**STATED TASK:** All of the material below is to be restated word for word, apart from the pictures.

**PROVIDED MATERIAL:**

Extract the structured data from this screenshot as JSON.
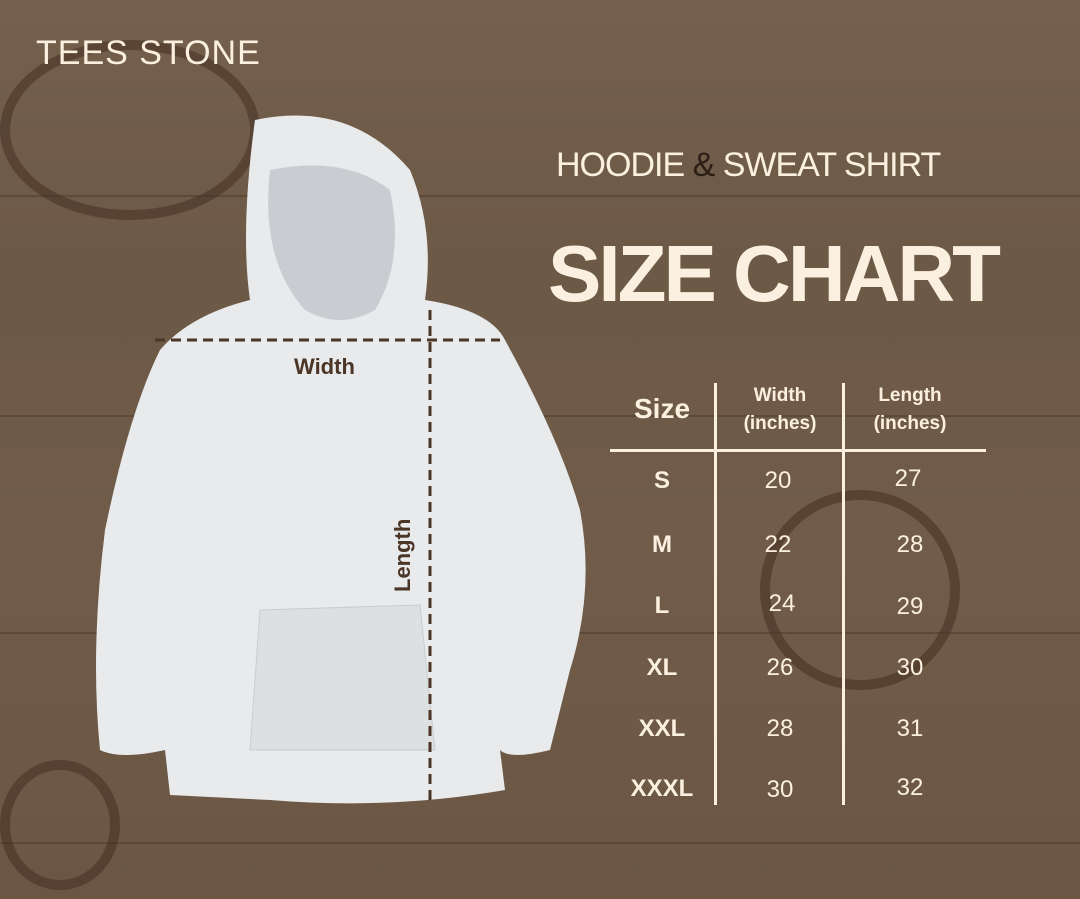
{
  "brand": "TEES STONE",
  "subtitle": {
    "part1": "HOODIE",
    "amp": "&",
    "part2": "SWEAT SHIRT"
  },
  "title": "SIZE CHART",
  "diagram": {
    "width_label": "Width",
    "length_label": "Length"
  },
  "table": {
    "headers": [
      {
        "line1": "Size",
        "line2": ""
      },
      {
        "line1": "Width",
        "line2": "(inches)"
      },
      {
        "line1": "Length",
        "line2": "(inches)"
      }
    ],
    "rows": [
      {
        "size": "S",
        "width": "20",
        "length": "27"
      },
      {
        "size": "M",
        "width": "22",
        "length": "28"
      },
      {
        "size": "L",
        "width": "24",
        "length": "29"
      },
      {
        "size": "XL",
        "width": "26",
        "length": "30"
      },
      {
        "size": "XXL",
        "width": "28",
        "length": "31"
      },
      {
        "size": "XXXL",
        "width": "30",
        "length": "32"
      }
    ]
  },
  "colors": {
    "background": "#6e5a47",
    "text": "#fbf0e0",
    "accent": "#2a1e16",
    "hoodie": "#e8eaec"
  }
}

**THE OUTPUT:**
Extract the structured data from this screenshot as JSON.
{
  "brand": "TEES STONE",
  "subtitle": {
    "part1": "HOODIE",
    "amp": "&",
    "part2": "SWEAT SHIRT"
  },
  "title": "SIZE CHART",
  "diagram": {
    "width_label": "Width",
    "length_label": "Length"
  },
  "table": {
    "headers": [
      {
        "line1": "Size",
        "line2": ""
      },
      {
        "line1": "Width",
        "line2": "(inches)"
      },
      {
        "line1": "Length",
        "line2": "(inches)"
      }
    ],
    "rows": [
      {
        "size": "S",
        "width": "20",
        "length": "27"
      },
      {
        "size": "M",
        "width": "22",
        "length": "28"
      },
      {
        "size": "L",
        "width": "24",
        "length": "29"
      },
      {
        "size": "XL",
        "width": "26",
        "length": "30"
      },
      {
        "size": "XXL",
        "width": "28",
        "length": "31"
      },
      {
        "size": "XXXL",
        "width": "30",
        "length": "32"
      }
    ]
  },
  "colors": {
    "background": "#6e5a47",
    "text": "#fbf0e0",
    "accent": "#2a1e16",
    "hoodie": "#e8eaec"
  }
}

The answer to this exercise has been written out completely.